● TASK DIRECTIONS
Output each entry exactly; skip nothing.
>> START
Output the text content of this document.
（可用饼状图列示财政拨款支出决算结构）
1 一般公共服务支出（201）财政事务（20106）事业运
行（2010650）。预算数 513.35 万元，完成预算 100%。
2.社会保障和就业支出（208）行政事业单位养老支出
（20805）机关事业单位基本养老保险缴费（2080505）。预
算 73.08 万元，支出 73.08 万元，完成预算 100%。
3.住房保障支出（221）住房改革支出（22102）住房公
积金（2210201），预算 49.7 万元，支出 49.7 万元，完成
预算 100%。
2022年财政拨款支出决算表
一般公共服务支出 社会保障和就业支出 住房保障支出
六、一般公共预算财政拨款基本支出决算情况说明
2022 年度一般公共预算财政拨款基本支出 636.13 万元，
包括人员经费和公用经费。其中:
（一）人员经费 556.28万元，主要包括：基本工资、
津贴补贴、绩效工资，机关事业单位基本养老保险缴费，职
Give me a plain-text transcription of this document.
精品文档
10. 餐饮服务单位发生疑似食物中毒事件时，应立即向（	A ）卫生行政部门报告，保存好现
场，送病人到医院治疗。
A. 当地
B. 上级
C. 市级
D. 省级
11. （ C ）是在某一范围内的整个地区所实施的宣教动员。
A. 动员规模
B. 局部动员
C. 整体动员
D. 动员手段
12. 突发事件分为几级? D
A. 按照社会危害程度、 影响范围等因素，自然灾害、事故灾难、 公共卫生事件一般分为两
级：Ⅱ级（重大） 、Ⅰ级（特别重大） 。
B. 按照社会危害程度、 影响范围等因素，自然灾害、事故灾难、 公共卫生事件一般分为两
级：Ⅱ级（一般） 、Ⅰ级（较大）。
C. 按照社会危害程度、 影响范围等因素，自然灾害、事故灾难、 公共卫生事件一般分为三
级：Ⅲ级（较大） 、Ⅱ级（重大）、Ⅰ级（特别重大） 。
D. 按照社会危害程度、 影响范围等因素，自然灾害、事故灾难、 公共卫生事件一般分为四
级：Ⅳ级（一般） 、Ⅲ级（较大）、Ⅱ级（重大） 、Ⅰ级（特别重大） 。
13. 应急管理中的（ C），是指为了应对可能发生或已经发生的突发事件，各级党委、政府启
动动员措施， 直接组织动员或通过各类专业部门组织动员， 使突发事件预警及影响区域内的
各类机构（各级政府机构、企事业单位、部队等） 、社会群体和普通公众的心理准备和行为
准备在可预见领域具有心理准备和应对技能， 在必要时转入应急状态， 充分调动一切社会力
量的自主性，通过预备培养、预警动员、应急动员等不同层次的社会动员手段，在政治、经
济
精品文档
>> END
● EXPECTED OUTPUT
Output the text content of this document.
（可用饼状图列示财政拨款支出决算结构）
1 一般公共服务支出（201）财政事务（20106）事业运
行（2010650）。预算数 513.35 万元，完成预算 100%。
2.社会保障和就业支出（208）行政事业单位养老支出
（20805）机关事业单位基本养老保险缴费（2080505）。预
算 73.08 万元，支出 73.08 万元，完成预算 100%。
3.住房保障支出（221）住房改革支出（22102）住房公
积金（2210201），预算 49.7 万元，支出 49.7 万元，完成
预算 100%。
2022年财政拨款支出决算表
一般公共服务支出 社会保障和就业支出 住房保障支出
六、一般公共预算财政拨款基本支出决算情况说明
2022 年度一般公共预算财政拨款基本支出 636.13 万元，
包括人员经费和公用经费。其中:
（一）人员经费 556.28万元，主要包括：基本工资、
津贴补贴、绩效工资，机关事业单位基本养老保险缴费，职
Give me a plain-text transcription of this document.
精品文档
10. 餐饮服务单位发生疑似食物中毒事件时，应立即向（	A ）卫生行政部门报告，保存好现
场，送病人到医院治疗。
A. 当地
B. 上级
C. 市级
D. 省级
11. （ C ）是在某一范围内的整个地区所实施的宣教动员。
A. 动员规模
B. 局部动员
C. 整体动员
D. 动员手段
12. 突发事件分为几级? D
A. 按照社会危害程度、 影响范围等因素，自然灾害、事故灾难、 公共卫生事件一般分为两
级：Ⅱ级（重大） 、Ⅰ级（特别重大） 。
B. 按照社会危害程度、 影响范围等因素，自然灾害、事故灾难、 公共卫生事件一般分为两
级：Ⅱ级（一般） 、Ⅰ级（较大）。
C. 按照社会危害程度、 影响范围等因素，自然灾害、事故灾难、 公共卫生事件一般分为三
级：Ⅲ级（较大） 、Ⅱ级（重大）、Ⅰ级（特别重大） 。
D. 按照社会危害程度、 影响范围等因素，自然灾害、事故灾难、 公共卫生事件一般分为四
级：Ⅳ级（一般） 、Ⅲ级（较大）、Ⅱ级（重大） 、Ⅰ级（特别重大） 。
13. 应急管理中的（ C），是指为了应对可能发生或已经发生的突发事件，各级党委、政府启
动动员措施， 直接组织动员或通过各类专业部门组织动员， 使突发事件预警及影响区域内的
各类机构（各级政府机构、企事业单位、部队等） 、社会群体和普通公众的心理准备和行为
准备在可预见领域具有心理准备和应对技能， 在必要时转入应急状态， 充分调动一切社会力
量的自主性，通过预备培养、预警动员、应急动员等不同层次的社会动员手段，在政治、经
济
精品文档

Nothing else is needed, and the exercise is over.